TEXT SECTION —

It’s the time of year for saving money!
I recently reviewed a Blu-ray Disc celebrating the movies of the legendary, influential and timeless comedy duo, Laurel & Hardy. While working on that review I came upon a bonus feature on one of the four discs in the set which intrigued me, prompting a bit of research beyond it’s scope. (to read about that set, click here). I thought some of you might appreciate knowing about this…
To my surprise, there on Laurel & Hardy: The Definitive Restorations I found a fascinating series of music sequences recorded for soundtracks to several of their movies and shorts, including rare demos and such.These recordings were first transferred to special transcription discs in the 1940s.
Fragile and one-of-a-kind, the music on these rare discs didn’t see the light of day until 1980 when they were carefully cleaned and transferred to tape. The recordings were issued on a very limited edition vinyl record in 1982 which is very much out of print and seemingly difficult to locate (at least based on my initial research on the web).
Not to worry….
Thanks to Laurel & Hardy: The Definitive Restorations, you can now hear some of that great music which was written by LeRoy Shields and Marvin Hatley during the 1930s before the duo’s voice overs and sound effects were added.
The segments are quite fun and sound excellent considering their vintage. Some are demos, while others are longer versions than you might hear in the films. For example, the fun pop song “Honolulu Baby” is presented in its full take without the cutaway to Laurel and Hardy’s dialogue as in the movie.
However, if you are curious but aren’t quite ready to plunk down the $60-80 for Laurel & Hardy: The Definitive Restorations just to hear some of this type of music, there is a more affordable solution out there which may appeal to many of you.

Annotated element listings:
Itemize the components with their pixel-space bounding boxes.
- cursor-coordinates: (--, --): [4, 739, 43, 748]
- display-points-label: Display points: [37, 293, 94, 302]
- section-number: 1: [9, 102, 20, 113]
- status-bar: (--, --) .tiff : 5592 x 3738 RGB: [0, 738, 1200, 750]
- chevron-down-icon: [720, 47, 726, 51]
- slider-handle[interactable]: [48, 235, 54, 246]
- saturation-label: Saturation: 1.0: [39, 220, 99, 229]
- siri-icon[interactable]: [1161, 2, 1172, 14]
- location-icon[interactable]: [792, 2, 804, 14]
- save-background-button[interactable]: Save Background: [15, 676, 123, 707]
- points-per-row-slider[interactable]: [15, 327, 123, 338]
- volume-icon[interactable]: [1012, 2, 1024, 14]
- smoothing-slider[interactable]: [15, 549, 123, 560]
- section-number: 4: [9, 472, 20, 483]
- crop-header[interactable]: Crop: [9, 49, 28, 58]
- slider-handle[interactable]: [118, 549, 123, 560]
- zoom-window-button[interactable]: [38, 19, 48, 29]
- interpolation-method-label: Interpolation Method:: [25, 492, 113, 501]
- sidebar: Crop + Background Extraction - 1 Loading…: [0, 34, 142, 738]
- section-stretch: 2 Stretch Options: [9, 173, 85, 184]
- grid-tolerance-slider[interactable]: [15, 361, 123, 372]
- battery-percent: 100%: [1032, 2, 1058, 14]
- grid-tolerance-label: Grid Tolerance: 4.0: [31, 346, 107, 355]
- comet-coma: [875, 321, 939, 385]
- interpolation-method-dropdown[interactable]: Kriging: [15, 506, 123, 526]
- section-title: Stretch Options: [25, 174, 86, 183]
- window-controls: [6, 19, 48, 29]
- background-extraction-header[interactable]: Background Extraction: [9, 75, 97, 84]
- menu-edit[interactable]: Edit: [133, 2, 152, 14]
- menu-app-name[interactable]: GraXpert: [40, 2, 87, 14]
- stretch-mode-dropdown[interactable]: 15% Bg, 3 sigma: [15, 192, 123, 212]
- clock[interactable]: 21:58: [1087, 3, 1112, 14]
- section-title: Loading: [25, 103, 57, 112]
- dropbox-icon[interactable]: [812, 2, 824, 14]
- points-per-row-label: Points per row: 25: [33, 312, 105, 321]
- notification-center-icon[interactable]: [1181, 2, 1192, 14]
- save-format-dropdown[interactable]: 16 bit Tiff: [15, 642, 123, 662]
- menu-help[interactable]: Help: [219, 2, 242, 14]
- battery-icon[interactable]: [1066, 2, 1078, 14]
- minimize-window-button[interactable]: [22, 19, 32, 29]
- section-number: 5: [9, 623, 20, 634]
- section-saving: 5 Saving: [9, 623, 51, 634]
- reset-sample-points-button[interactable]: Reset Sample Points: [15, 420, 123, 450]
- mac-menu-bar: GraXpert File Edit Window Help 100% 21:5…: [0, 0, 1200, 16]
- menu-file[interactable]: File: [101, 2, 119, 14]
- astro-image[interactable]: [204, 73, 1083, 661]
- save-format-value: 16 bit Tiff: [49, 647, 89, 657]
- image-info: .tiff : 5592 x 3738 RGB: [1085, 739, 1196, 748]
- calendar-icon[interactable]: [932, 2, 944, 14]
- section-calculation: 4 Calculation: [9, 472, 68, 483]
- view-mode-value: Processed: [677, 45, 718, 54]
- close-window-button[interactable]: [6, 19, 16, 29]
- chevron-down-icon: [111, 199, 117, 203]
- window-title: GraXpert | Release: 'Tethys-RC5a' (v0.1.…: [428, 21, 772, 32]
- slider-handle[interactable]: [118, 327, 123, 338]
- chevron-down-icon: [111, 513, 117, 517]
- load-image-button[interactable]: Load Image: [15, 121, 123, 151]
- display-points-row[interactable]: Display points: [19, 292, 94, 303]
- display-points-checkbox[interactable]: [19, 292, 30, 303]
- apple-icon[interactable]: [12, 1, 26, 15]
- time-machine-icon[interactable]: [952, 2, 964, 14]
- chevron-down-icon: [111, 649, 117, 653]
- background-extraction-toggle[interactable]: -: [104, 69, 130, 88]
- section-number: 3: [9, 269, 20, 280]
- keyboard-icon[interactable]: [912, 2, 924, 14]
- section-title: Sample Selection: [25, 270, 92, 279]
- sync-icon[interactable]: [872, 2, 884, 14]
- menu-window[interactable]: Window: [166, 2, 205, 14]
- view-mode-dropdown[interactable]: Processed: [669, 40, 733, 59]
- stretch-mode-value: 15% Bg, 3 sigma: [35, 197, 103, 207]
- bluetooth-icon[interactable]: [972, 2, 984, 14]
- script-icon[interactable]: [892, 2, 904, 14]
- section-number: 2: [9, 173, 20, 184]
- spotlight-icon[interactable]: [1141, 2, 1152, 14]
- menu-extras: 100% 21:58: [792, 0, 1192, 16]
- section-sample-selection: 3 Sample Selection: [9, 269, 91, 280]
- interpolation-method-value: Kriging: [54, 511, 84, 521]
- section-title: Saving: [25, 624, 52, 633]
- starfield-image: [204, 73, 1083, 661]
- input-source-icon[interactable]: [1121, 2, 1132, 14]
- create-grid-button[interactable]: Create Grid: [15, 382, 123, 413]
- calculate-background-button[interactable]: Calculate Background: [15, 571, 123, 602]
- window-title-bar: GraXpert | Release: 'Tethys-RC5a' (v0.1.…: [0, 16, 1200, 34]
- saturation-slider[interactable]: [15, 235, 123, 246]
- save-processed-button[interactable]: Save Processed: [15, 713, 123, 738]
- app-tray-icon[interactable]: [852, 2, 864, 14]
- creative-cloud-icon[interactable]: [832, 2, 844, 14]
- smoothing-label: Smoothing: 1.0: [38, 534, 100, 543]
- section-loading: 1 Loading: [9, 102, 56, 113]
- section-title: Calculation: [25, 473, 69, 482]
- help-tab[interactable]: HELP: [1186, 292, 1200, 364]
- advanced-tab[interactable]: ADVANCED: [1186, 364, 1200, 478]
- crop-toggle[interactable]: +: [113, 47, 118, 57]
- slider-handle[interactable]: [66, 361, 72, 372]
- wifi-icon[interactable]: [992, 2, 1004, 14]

TASKS —
A - From the Laurel & Hardy post, write out the passage between "However, if you" and "many of you.", inclusive.
B - Translate this sentence from the Laurel & Hardy post into Spanish: "The segments are quite fun and sound excellent considering their vintage."

SOLUTIONS TO THE EXERCISE —
A -
However, if you are curious but aren’t quite ready to plunk down the $60-80 for Laurel & Hardy: The Definitive Restorations just to hear some of this type of music, there is a more affordable solution out there which may appeal to many of you.

B - Los segmentos son bastante divertidos y suenan excelentes teniendo en cuenta su antigüedad.